Start of Record set

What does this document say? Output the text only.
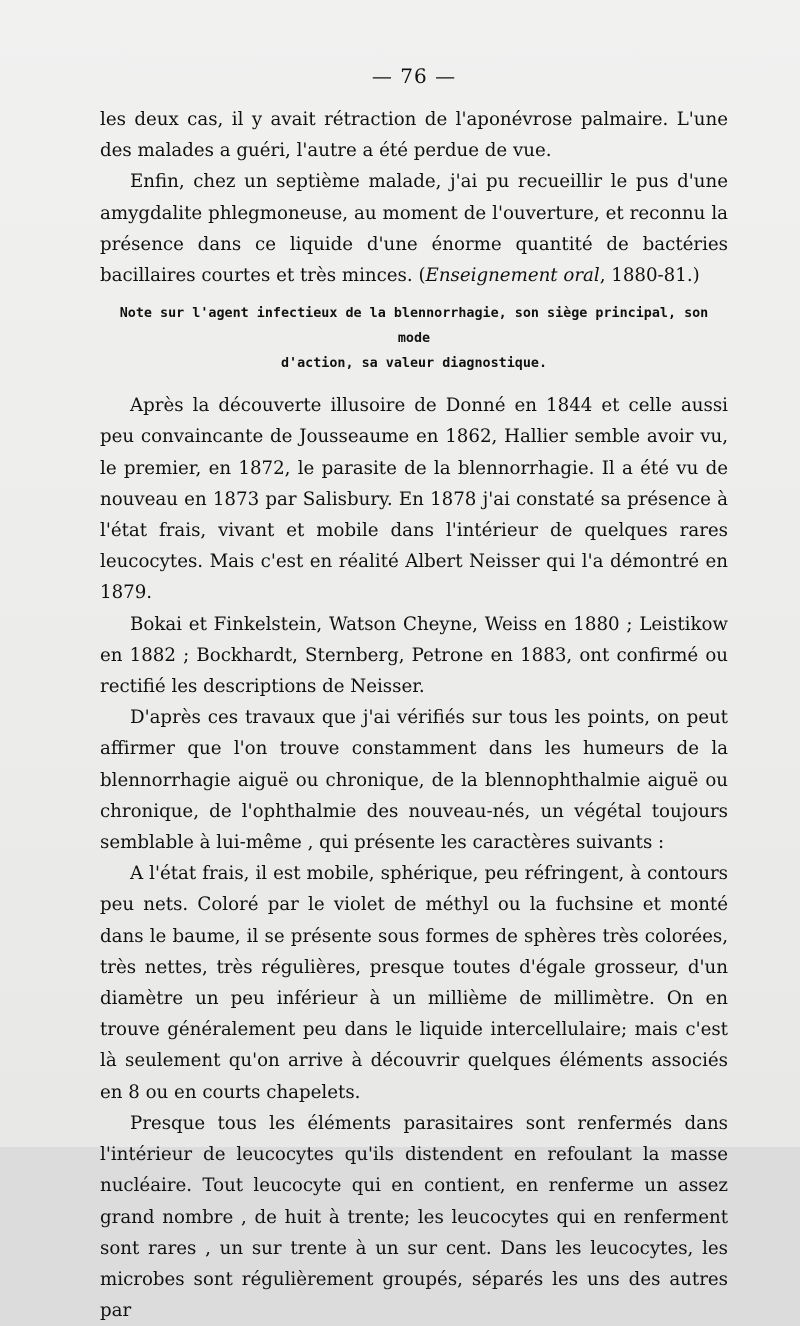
— 76 —

les deux cas, il y avait rétraction de l'aponévrose palmaire. L'une des malades a guéri, l'autre a été perdue de vue.

Enfin, chez un septième malade, j'ai pu recueillir le pus d'une amygdalite phlegmoneuse, au moment de l'ouverture, et reconnu la présence dans ce liquide d'une énorme quantité de bactéries bacillaires courtes et très minces. (Enseignement oral, 1880-81.)

Note sur l'agent infectieux de la blennorrhagie, son siège principal, son mode
d'action, sa valeur diagnostique.

Après la découverte illusoire de Donné en 1844 et celle aussi peu convaincante de Jousseaume en 1862, Hallier semble avoir vu, le premier, en 1872, le parasite de la blennorrhagie. Il a été vu de nouveau en 1873 par Salisbury. En 1878 j'ai constaté sa présence à l'état frais, vivant et mobile dans l'intérieur de quelques rares leucocytes. Mais c'est en réalité Albert Neisser qui l'a démontré en 1879.

Bokai et Finkelstein, Watson Cheyne, Weiss en 1880 ; Leistikow en 1882 ; Bockhardt, Sternberg, Petrone en 1883, ont confirmé ou rectifié les descriptions de Neisser.

D'après ces travaux que j'ai vérifiés sur tous les points, on peut affirmer que l'on trouve constamment dans les humeurs de la blennorrhagie aiguë ou chronique, de la blennophthalmie aiguë ou chronique, de l'ophthalmie des nouveau-nés, un végétal toujours semblable à lui-même , qui présente les caractères suivants :

A l'état frais, il est mobile, sphérique, peu réfringent, à contours peu nets. Coloré par le violet de méthyl ou la fuchsine et monté dans le baume, il se présente sous formes de sphères très colorées, très nettes, très régulières, presque toutes d'égale grosseur, d'un diamètre un peu inférieur à un millième de millimètre. On en trouve généralement peu dans le liquide intercellulaire; mais c'est là seulement qu'on arrive à découvrir quelques éléments associés en 8 ou en courts chapelets.

Presque tous les éléments parasitaires sont renfermés dans l'intérieur de leucocytes qu'ils distendent en refoulant la masse nucléaire. Tout leucocyte qui en contient, en renferme un assez grand nombre , de huit à trente; les leucocytes qui en renferment sont rares , un sur trente à un sur cent. Dans les leucocytes, les microbes sont régulièrement groupés, séparés les uns des autres par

End of Record set

> Your instructions: Transcribe the records above exactly, omitting every picture they contain.

> Full solution:
What does this document say? Output the text only.
— 76 —

les deux cas, il y avait rétraction de l'aponévrose palmaire. L'une des malades a guéri, l'autre a été perdue de vue.

Enfin, chez un septième malade, j'ai pu recueillir le pus d'une amygdalite phlegmoneuse, au moment de l'ouverture, et reconnu la présence dans ce liquide d'une énorme quantité de bactéries bacillaires courtes et très minces. (Enseignement oral, 1880-81.)

Note sur l'agent infectieux de la blennorrhagie, son siège principal, son mode
d'action, sa valeur diagnostique.

Après la découverte illusoire de Donné en 1844 et celle aussi peu convaincante de Jousseaume en 1862, Hallier semble avoir vu, le premier, en 1872, le parasite de la blennorrhagie. Il a été vu de nouveau en 1873 par Salisbury. En 1878 j'ai constaté sa présence à l'état frais, vivant et mobile dans l'intérieur de quelques rares leucocytes. Mais c'est en réalité Albert Neisser qui l'a démontré en 1879.

Bokai et Finkelstein, Watson Cheyne, Weiss en 1880 ; Leistikow en 1882 ; Bockhardt, Sternberg, Petrone en 1883, ont confirmé ou rectifié les descriptions de Neisser.

D'après ces travaux que j'ai vérifiés sur tous les points, on peut affirmer que l'on trouve constamment dans les humeurs de la blennorrhagie aiguë ou chronique, de la blennophthalmie aiguë ou chronique, de l'ophthalmie des nouveau-nés, un végétal toujours semblable à lui-même , qui présente les caractères suivants :

A l'état frais, il est mobile, sphérique, peu réfringent, à contours peu nets. Coloré par le violet de méthyl ou la fuchsine et monté dans le baume, il se présente sous formes de sphères très colorées, très nettes, très régulières, presque toutes d'égale grosseur, d'un diamètre un peu inférieur à un millième de millimètre. On en trouve généralement peu dans le liquide intercellulaire; mais c'est là seulement qu'on arrive à découvrir quelques éléments associés en 8 ou en courts chapelets.

Presque tous les éléments parasitaires sont renfermés dans l'intérieur de leucocytes qu'ils distendent en refoulant la masse nucléaire. Tout leucocyte qui en contient, en renferme un assez grand nombre , de huit à trente; les leucocytes qui en renferment sont rares , un sur trente à un sur cent. Dans les leucocytes, les microbes sont régulièrement groupés, séparés les uns des autres par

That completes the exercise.